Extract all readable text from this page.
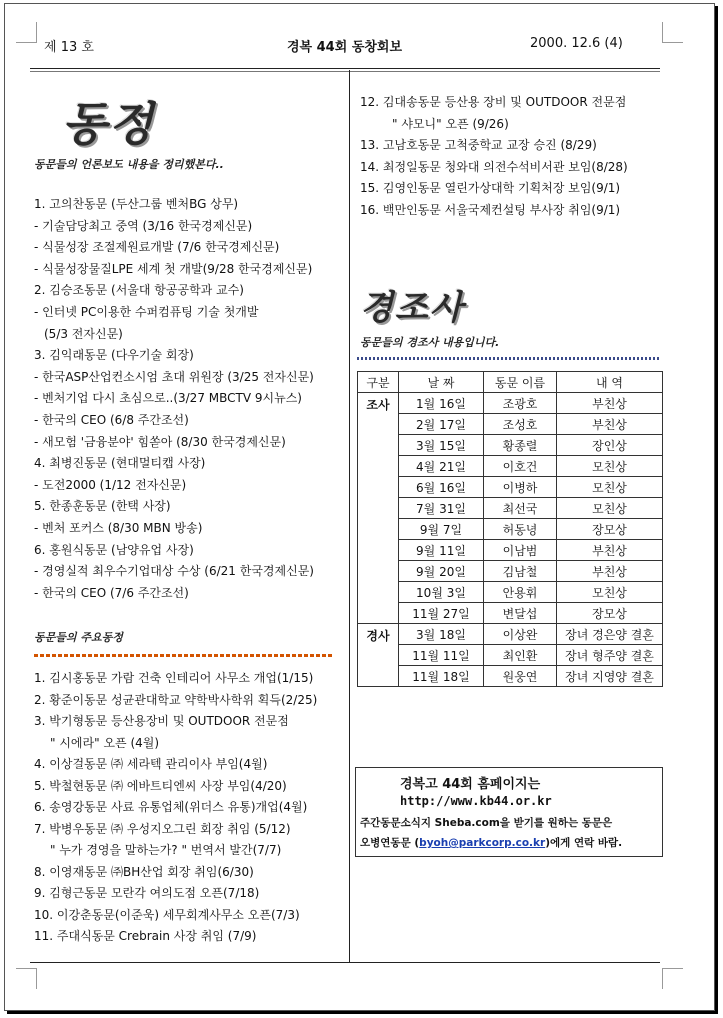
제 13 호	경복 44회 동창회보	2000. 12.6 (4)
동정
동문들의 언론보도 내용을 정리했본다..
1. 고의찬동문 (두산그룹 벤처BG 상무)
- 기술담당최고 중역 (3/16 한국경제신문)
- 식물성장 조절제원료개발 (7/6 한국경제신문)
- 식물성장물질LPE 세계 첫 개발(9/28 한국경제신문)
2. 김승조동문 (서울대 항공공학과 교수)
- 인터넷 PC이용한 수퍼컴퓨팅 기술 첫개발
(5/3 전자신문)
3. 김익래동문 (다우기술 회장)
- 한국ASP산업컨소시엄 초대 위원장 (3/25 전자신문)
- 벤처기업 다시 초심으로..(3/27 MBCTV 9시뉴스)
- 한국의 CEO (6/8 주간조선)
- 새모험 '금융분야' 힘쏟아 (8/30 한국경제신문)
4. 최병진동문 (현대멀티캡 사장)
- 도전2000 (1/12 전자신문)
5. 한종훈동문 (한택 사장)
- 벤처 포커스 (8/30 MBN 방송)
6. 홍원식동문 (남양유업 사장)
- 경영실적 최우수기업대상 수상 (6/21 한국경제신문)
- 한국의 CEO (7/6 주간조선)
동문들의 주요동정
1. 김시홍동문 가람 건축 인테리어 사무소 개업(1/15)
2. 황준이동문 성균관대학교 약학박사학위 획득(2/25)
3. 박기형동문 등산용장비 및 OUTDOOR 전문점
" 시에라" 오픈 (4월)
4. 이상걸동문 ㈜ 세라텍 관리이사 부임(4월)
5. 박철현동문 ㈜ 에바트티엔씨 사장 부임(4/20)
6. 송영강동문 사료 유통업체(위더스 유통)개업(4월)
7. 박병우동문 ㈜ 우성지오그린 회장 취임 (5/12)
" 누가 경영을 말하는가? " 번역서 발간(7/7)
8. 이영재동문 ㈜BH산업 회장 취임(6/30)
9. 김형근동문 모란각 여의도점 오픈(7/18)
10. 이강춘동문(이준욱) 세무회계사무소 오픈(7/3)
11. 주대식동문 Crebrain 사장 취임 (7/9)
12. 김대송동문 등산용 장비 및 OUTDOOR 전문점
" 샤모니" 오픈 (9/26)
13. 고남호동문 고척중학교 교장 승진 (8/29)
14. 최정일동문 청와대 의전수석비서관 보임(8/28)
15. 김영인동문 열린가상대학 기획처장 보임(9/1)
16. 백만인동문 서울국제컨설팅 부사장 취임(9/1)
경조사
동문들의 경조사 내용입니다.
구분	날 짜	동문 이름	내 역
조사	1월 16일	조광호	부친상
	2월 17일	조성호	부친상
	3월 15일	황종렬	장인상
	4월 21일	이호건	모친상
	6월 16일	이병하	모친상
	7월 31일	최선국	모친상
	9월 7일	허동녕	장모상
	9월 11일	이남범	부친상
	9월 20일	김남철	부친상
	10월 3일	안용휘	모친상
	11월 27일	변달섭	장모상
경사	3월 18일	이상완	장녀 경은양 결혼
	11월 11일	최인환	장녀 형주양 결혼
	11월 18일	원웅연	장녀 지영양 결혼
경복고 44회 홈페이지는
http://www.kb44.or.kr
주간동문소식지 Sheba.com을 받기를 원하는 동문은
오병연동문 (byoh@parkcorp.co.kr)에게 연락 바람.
--- --- ---
**Brief**. Show each line of the data that contains the string "OUTDOOR".

**Result**.
3. 박기형동문 등산용장비 및 OUTDOOR 전문점
12. 김대송동문 등산용 장비 및 OUTDOOR 전문점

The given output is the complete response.